**WORK TO BE COMPLETED**
Find the word "hàng" in the material below and gather every line that contains it.

**RECORDS TO PROCESS**
****

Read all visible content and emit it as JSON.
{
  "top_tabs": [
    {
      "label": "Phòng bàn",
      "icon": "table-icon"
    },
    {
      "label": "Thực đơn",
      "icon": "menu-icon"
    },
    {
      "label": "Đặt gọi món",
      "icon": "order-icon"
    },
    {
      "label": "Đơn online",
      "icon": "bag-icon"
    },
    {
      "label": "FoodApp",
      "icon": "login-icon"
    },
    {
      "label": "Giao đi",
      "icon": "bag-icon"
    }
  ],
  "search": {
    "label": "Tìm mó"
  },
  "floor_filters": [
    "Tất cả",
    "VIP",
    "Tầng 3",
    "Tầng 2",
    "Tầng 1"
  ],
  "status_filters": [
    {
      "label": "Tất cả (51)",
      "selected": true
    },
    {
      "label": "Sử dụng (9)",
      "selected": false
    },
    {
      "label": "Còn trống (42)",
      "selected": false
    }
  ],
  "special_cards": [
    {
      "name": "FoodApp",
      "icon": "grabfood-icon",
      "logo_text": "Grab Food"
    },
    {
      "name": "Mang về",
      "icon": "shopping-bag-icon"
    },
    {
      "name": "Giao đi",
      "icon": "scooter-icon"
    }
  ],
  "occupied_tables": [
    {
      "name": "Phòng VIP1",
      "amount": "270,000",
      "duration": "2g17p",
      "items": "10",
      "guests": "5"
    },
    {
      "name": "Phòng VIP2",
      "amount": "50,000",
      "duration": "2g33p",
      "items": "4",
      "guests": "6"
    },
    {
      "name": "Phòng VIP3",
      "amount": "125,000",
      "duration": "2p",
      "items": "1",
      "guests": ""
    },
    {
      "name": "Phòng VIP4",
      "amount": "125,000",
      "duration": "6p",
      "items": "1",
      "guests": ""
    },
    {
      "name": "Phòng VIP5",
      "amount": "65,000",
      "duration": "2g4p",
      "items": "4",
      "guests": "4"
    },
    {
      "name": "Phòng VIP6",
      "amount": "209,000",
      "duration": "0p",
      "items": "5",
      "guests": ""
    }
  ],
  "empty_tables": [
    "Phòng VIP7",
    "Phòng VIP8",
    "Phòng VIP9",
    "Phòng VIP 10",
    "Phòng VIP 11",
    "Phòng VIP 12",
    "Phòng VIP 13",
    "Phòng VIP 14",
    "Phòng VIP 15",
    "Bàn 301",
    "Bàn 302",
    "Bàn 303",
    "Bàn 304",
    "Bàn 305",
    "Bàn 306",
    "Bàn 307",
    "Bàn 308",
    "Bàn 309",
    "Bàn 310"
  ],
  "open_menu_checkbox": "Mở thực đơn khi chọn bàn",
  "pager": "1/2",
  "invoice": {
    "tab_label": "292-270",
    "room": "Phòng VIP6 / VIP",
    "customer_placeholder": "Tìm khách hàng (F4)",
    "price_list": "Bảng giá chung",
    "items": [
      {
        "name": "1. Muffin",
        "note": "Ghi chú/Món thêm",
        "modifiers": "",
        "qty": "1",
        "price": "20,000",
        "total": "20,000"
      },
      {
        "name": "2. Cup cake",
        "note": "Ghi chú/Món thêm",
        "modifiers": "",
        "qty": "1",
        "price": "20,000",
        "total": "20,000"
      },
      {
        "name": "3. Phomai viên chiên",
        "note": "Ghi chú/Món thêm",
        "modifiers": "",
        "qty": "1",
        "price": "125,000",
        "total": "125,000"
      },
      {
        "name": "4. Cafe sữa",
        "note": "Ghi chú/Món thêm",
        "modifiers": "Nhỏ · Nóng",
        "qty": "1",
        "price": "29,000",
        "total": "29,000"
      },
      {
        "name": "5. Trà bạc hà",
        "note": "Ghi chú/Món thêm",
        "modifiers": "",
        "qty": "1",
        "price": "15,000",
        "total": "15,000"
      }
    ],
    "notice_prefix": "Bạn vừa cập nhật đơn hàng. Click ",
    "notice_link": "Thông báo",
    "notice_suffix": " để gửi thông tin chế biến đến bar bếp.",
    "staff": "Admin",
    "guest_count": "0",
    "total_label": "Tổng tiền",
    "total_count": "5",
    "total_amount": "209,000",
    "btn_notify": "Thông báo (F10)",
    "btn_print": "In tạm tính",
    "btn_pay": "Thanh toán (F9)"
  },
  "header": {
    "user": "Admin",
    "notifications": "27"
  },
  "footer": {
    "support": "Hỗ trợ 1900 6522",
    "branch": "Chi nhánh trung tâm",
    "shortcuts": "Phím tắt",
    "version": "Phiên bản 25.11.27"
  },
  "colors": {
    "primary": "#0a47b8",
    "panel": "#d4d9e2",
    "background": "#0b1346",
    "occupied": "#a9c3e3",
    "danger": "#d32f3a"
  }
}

****

**ANSWER TO THIS TASK**
    "customer_placeholder": "Tìm khách hàng (F4)",
    "notice_prefix": "Bạn vừa cập nhật đơn hàng. Click ",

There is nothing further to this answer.